What you should do:
Gather all lines from the material that contain "this".
-- BEGIN Items --
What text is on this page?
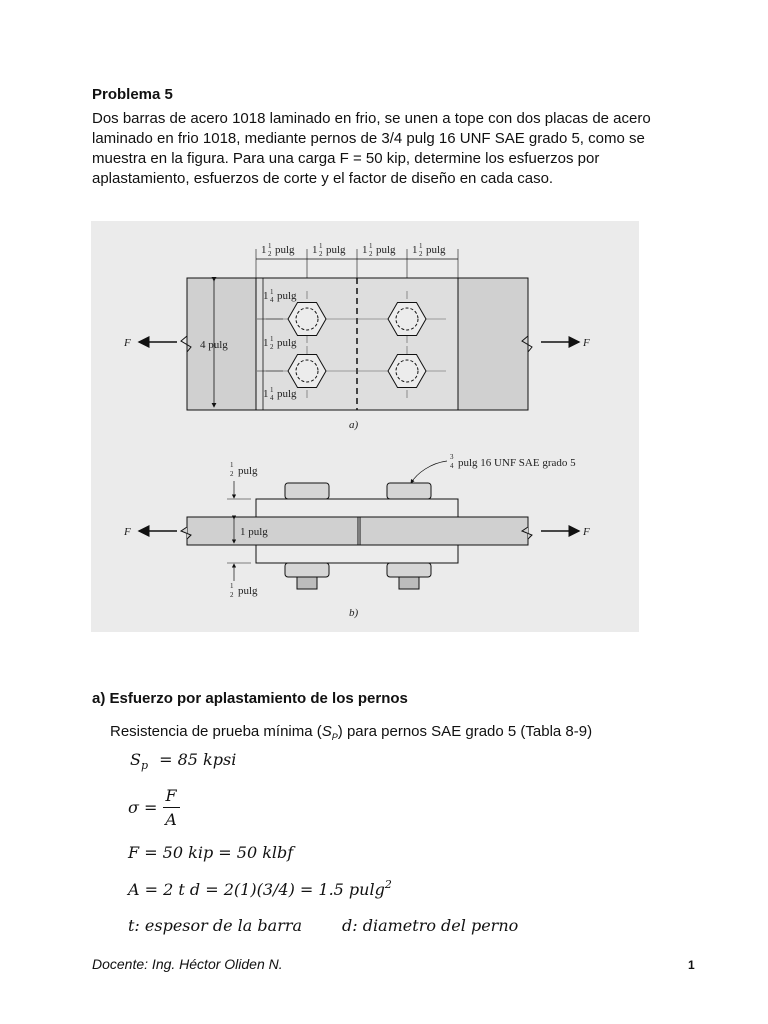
Problema 5
Dos barras de acero 1018 laminado en frio, se unen a tope con dos placas de acero
laminado en frio 1018, mediante pernos de 3/4 pulg 16 UNF SAE grado 5, como se
muestra en la figura. Para una carga F = 50 kip, determine los esfuerzos por
aplastamiento, esfuerzos de corte y el factor de diseño en cada caso.
1 1
2 pulg 1 1
2 pulg 1 1
2 pulg 1 1
2 pulg
1 1
4 pulg
1 1
2 pulg
1 1
4 pulg
4 pulg
F	F
a)
1
2 pulg
1 pulg
1
2 pulg
3
4 pulg 16 UNF SAE grado 5
F	F
b)
a) Esfuerzo por aplastamiento de los pernos
Resistencia de prueba mínima $(S_P)$ para pernos SAE grado 5 (Tabla 8-9)
$S_p = 85$ kpsi
$\sigma = \frac{F}{A}$
F = 50 kip = 50 klbf
A = 2 t d = 2(1)(3/4) = 1.5 pulg$^2$
t: espesor de la barra d: diametro del perno
Docente: Ing. Héctor Oliden N.	1
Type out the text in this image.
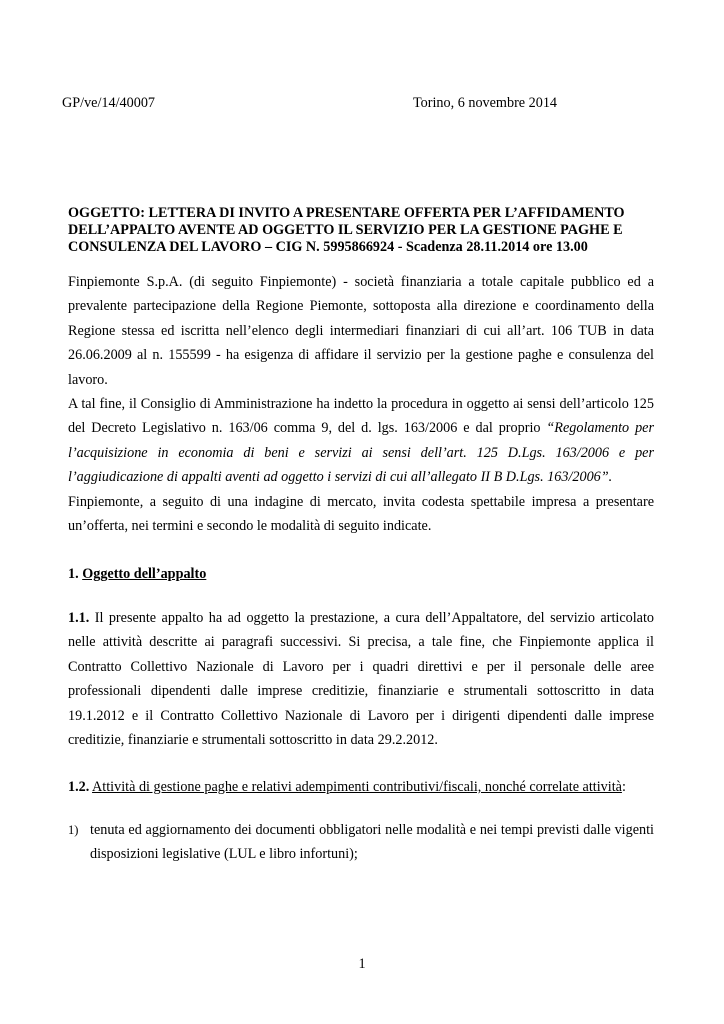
GP/ve/14/40007	Torino, 6 novembre 2014
OGGETTO: LETTERA DI INVITO A PRESENTARE OFFERTA PER L’AFFIDAMENTO DELL’APPALTO AVENTE AD OGGETTO IL SERVIZIO PER LA GESTIONE PAGHE E CONSULENZA DEL LAVORO – CIG N. 5995866924 - Scadenza 28.11.2014 ore 13.00

Finpiemonte S.p.A. (di seguito Finpiemonte) - società finanziaria a totale capitale pubblico ed a prevalente partecipazione della Regione Piemonte, sottoposta alla direzione e coordinamento della Regione stessa ed iscritta nell’elenco degli intermediari finanziari di cui all’art. 106 TUB in data 26.06.2009 al n. 155599 - ha esigenza di affidare il servizio per la gestione paghe e consulenza del lavoro.

A tal fine, il Consiglio di Amministrazione ha indetto la procedura in oggetto ai sensi dell’articolo 125 del Decreto Legislativo n. 163/06 comma 9, del d. lgs. 163/2006 e dal proprio “Regolamento per l’acquisizione in economia di beni e servizi ai sensi dell’art. 125 D.Lgs. 163/2006 e per l’aggiudicazione di appalti aventi ad oggetto i servizi di cui all’allegato II B D.Lgs. 163/2006”.

Finpiemonte, a seguito di una indagine di mercato, invita codesta spettabile impresa a presentare un’offerta, nei termini e secondo le modalità di seguito indicate.

1. Oggetto dell’appalto
1.1. Il presente appalto ha ad oggetto la prestazione, a cura dell’Appaltatore, del servizio articolato nelle attività descritte ai paragrafi successivi. Si precisa, a tale fine, che Finpiemonte applica il Contratto Collettivo Nazionale di Lavoro per i quadri direttivi e per il personale delle aree professionali dipendenti dalle imprese creditizie, finanziarie e strumentali sottoscritto in data 19.1.2012 e il Contratto Collettivo Nazionale di Lavoro per i dirigenti dipendenti dalle imprese creditizie, finanziarie e strumentali sottoscritto in data 29.2.2012.
1.2. Attività di gestione paghe e relativi adempimenti contributivi/fiscali, nonché correlate attività:
1) tenuta ed aggiornamento dei documenti obbligatori nelle modalità e nei tempi previsti dalle vigenti disposizioni legislative (LUL e libro infortuni);
1
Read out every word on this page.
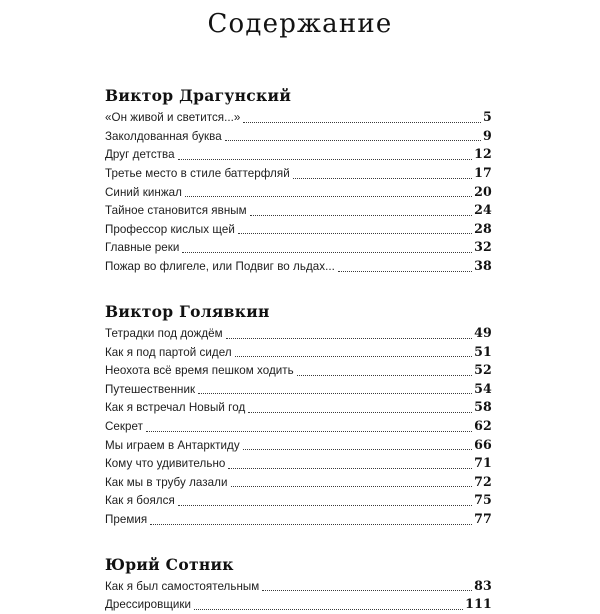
Содержание
Виктор Драгунский
«Он живой и светится...»	5
Заколдованная буква	9
Друг детства	12
Третье место в стиле баттерфляй	17
Синий кинжал	20
Тайное становится явным	24
Профессор кислых щей	28
Главные реки	32
Пожар во флигеле, или Подвиг во льдах...	38
Виктор Голявкин
Тетрадки под дождём	49
Как я под партой сидел	51
Неохота всё время пешком ходить	52
Путешественник	54
Как я встречал Новый год	58
Секрет	62
Мы играем в Антарктиду	66
Кому что удивительно	71
Как мы в трубу лазали	72
Как я боялся	75
Премия	77
Юрий Сотник
Как я был самостоятельным	83
Дрессировщики	111
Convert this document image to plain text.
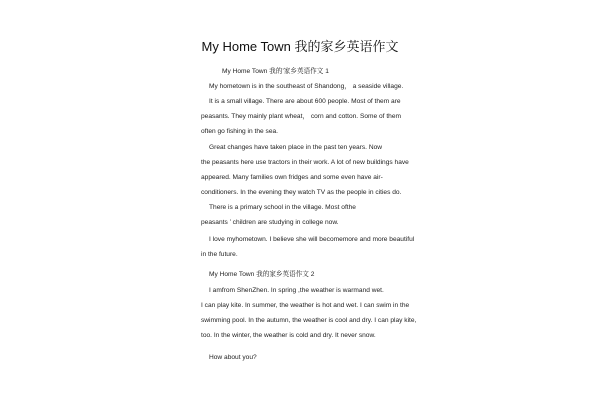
My Home Town 我的家乡英语作文
My Home Town 我的’家乡英语作文 1
My hometown is in the southeast of Shandong， a seaside village.
It is a small village. There are about 600 people. Most of them are
peasants. They mainly plant wheat， corn and cotton. Some of them
often go fishing in the sea.
Great changes have taken place in the past ten years. Now
the peasants here use tractors in their work. A lot of new buildings have
appeared. Many families own fridges and some even have air-
conditioners. In the evening they watch TV as the people in cities do.
There is a primary school in the village. Most ofthe
peasants ’ children are studying in college now.
I love myhometown. I believe she will becomemore and more beautiful
in the future.
My Home Town 我的家乡英语作文 2
I amfrom ShenZhen. In spring ,the weather is warmand wet.
I can play kite. In summer, the weather is hot and wet. I can swim in the
swimming pool. In the autumn, the weather is cool and dry. I can play kite,
too. In the winter, the weather is cold and dry. It never snow.
How about you?
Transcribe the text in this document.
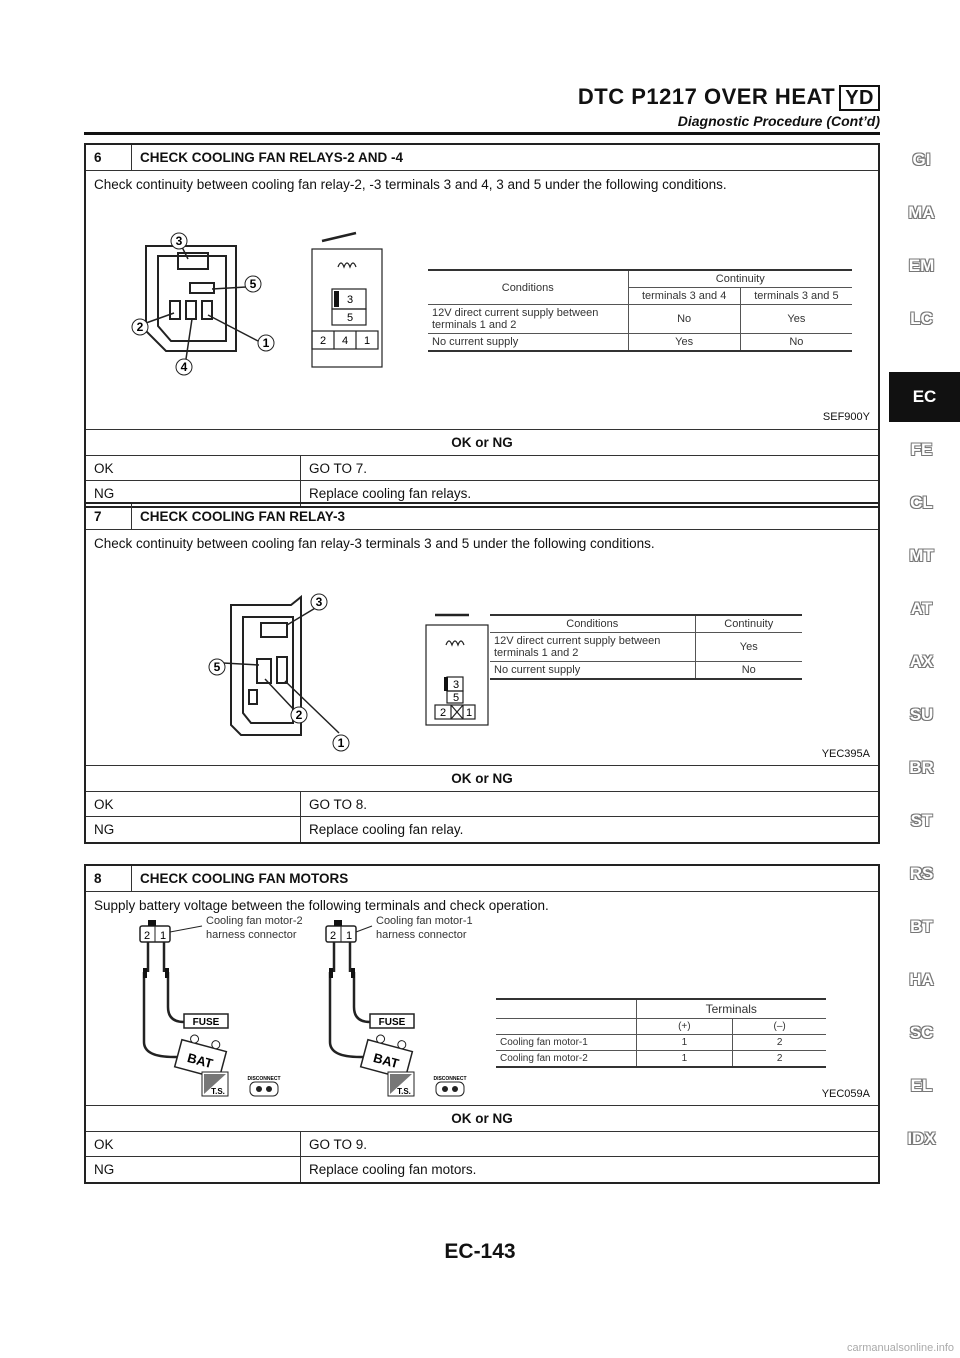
DTC P1217 OVER HEAT YD
Diagnostic Procedure (Cont’d)
6	CHECK COOLING FAN RELAYS-2 AND -4
Check continuity between cooling fan relay-2, -3 terminals 3 and 4, 3 and 5 under the following conditions.
3
5
2
1
4
3
5
2 4 1
Conditions	Continuity	
	terminals 3 and 4	terminals 3 and 5
12V direct current supply between
terminals 1 and 2	No	Yes
No current supply	Yes	No
SEF900Y
OK or NG
OK	GO TO 7.
NG	Replace cooling fan relays.
7	CHECK COOLING FAN RELAY-3
Check continuity between cooling fan relay-3 terminals 3 and 5 under the following conditions.
3
5
2
1
3
5
2 1
Conditions	Continuity
12V direct current supply between
terminals 1 and 2	Yes
No current supply	No
YEC395A
OK or NG
OK	GO TO 8.
NG	Replace cooling fan relay.
8	CHECK COOLING FAN MOTORS
Supply battery voltage between the following terminals and check operation.
2 1
Cooling fan motor-2
harness connector
FUSE
BAT
T.S.
DISCONNECT
2 1
Cooling fan motor-1
harness connector
FUSE
BAT
T.S.
DISCONNECT
	Terminals	
	(+)	(–)
Cooling fan motor-1	1	2
Cooling fan motor-2	1	2
YEC059A
OK or NG
OK	GO TO 9.
NG	Replace cooling fan motors.
GI
MA
EM
LC
EC
FE
CL
MT
AT
AX
SU
BR
ST
RS
BT
HA
SC
EL
IDX
EC-143
carmanualsonline.info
-- END Items --
Worked answer:
What text is on this page?
Type out the text in this image.
Read out every word on this page.
Convert this document image to plain text.
Transcribe the text in this document.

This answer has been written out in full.